WHAT THE TASK REQUIRES
Using the winter photo tips post below, decide whether each statement agrees with it: (a) In Colorado, the weather went from 80-degree temperatures to snow in about ten days. (b) The series on winter photography has four parts. (c) This post covers preparing clothing. For each, answer yes or no and quote the exact words from the post that decide it.

Winter Photo Tips: Part 1 - Your Car

October 30, 2023  •  Leave a Comment

Wow, the weather in Colorado went from wearing crop pants in 80-degree temperatures to sporting the arctic coat and playing in snow in the matter of ten days! I love it!

American_coot_2American_coot_2Four American coots (Fulica americana) create reflections in the water as they stand on the edge of the ice on a cloudy day at Farmington Bay Waterfowl Management Area near Salt Lake City, Utah.

All this snow and ice now has me itching to photograph those critters on snowy landscapes. I recently added my winter wildlife Post-it to my wall of ideas of what to photograph in the coming months: bighorn sheep, bald eagles, ducks, scrub jays, white-tailed ptarmigan, American dippers, Stellar's jays and snowshoe hares. Looks like another great winter season coming. 

So, now that the cold weather has arrived, how do you prep your gear, your clothing and your vehicle for snowy outings? Here is the first in a three-part series about gear and preparation tips for winter photography so you are ready to go BEFORE the weather really sticks around. This post discusses prep for the car.

[Spatial annotation entries]
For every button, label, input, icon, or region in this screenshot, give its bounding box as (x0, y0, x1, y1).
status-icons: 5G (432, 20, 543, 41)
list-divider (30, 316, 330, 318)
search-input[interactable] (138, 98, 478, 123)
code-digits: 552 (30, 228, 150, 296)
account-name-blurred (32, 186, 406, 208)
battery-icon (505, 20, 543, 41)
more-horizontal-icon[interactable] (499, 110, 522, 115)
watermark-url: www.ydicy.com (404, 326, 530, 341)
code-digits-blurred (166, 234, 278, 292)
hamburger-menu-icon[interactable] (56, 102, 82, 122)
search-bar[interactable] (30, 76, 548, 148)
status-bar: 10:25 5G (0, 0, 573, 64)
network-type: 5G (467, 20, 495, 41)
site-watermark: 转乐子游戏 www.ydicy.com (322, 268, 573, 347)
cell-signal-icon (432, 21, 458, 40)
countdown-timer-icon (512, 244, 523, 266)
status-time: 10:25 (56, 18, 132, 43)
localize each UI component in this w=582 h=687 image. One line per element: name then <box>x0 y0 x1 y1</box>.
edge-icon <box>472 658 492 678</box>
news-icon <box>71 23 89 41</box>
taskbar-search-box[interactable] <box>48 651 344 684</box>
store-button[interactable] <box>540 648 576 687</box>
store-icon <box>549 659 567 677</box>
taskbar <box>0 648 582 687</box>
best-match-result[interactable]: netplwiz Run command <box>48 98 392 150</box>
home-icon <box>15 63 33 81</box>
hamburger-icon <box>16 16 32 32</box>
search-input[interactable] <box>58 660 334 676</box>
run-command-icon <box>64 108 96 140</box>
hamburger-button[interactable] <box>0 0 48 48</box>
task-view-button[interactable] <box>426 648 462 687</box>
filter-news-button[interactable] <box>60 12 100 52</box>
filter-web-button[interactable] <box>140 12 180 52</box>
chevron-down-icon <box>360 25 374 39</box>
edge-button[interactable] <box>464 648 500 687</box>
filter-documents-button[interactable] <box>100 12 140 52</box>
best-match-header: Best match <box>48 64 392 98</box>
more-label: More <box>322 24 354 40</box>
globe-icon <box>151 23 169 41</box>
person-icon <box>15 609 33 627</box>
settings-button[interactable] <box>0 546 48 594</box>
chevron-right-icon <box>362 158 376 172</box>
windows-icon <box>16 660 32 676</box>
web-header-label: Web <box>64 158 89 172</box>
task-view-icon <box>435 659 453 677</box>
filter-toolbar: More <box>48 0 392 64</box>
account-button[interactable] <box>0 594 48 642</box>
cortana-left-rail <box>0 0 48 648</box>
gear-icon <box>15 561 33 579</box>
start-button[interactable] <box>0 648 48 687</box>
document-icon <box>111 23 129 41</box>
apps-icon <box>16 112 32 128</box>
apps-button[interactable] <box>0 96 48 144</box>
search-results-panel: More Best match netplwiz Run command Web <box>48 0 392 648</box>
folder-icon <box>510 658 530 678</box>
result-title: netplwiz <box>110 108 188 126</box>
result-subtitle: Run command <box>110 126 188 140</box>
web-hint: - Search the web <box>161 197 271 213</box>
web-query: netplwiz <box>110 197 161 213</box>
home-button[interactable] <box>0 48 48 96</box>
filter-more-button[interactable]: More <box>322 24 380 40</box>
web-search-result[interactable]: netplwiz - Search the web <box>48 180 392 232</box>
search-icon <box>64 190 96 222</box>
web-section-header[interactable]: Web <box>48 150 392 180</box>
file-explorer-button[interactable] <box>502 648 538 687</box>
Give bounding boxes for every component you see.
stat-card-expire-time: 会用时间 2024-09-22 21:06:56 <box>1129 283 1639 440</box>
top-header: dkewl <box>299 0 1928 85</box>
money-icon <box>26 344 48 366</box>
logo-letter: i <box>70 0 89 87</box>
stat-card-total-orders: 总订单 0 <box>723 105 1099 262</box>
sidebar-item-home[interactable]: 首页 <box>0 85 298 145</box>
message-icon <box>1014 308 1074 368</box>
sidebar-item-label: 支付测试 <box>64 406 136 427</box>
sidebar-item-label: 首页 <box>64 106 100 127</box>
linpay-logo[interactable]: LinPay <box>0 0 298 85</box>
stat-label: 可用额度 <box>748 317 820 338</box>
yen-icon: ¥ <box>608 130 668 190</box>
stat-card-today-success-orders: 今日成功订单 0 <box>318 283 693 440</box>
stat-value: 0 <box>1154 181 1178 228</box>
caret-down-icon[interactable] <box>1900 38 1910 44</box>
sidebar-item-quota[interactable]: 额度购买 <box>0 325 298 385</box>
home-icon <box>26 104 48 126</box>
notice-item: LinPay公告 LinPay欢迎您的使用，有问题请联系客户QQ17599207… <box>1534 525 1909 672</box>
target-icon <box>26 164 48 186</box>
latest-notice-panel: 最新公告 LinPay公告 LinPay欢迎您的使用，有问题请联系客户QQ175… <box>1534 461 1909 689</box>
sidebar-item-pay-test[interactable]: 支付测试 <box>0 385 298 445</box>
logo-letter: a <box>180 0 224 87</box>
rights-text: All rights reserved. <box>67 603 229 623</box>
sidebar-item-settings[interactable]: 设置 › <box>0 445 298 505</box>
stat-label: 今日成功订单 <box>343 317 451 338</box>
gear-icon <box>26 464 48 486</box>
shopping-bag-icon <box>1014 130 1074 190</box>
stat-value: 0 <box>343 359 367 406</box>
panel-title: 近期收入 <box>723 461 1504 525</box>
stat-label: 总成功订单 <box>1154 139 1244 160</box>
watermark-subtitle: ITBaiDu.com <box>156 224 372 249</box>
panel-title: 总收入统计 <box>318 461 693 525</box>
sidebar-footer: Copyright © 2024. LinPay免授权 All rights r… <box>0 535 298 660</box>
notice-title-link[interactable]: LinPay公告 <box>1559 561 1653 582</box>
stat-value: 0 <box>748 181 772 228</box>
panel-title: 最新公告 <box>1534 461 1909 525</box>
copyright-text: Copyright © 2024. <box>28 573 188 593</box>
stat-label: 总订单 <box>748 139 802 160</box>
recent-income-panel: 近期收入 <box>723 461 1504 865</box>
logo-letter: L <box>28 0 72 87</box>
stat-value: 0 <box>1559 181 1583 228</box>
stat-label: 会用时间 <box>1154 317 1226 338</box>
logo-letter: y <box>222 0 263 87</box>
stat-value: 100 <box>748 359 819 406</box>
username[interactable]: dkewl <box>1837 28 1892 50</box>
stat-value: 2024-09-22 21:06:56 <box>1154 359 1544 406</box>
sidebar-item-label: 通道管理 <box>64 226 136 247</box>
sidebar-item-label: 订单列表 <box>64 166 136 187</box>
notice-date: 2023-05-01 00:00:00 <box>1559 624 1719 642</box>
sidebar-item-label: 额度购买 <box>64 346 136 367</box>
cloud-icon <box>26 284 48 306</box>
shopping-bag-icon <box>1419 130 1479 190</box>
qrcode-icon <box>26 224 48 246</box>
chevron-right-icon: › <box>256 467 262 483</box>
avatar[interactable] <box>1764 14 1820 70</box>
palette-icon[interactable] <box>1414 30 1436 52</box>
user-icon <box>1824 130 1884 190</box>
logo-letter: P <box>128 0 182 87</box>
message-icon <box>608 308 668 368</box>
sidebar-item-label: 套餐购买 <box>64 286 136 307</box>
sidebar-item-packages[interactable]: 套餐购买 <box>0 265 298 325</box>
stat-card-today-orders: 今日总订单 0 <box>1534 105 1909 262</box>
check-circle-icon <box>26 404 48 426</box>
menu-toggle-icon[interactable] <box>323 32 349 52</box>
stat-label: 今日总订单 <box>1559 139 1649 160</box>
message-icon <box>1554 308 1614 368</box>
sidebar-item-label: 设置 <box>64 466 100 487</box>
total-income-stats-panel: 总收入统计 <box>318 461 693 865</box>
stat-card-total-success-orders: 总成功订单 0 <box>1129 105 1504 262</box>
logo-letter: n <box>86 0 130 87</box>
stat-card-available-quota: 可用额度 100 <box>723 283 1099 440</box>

EXPECTED ANSWER
(a) Yes: "the weather in Colorado went from wearing crop pants in 80-degree temperatures to sporting the arctic coat and playing in snow in the matter of ten days"
(b) No: "Here is the first in a three-part series about gear and preparation tips for winter photography"
(c) No: "This post discusses prep for the car."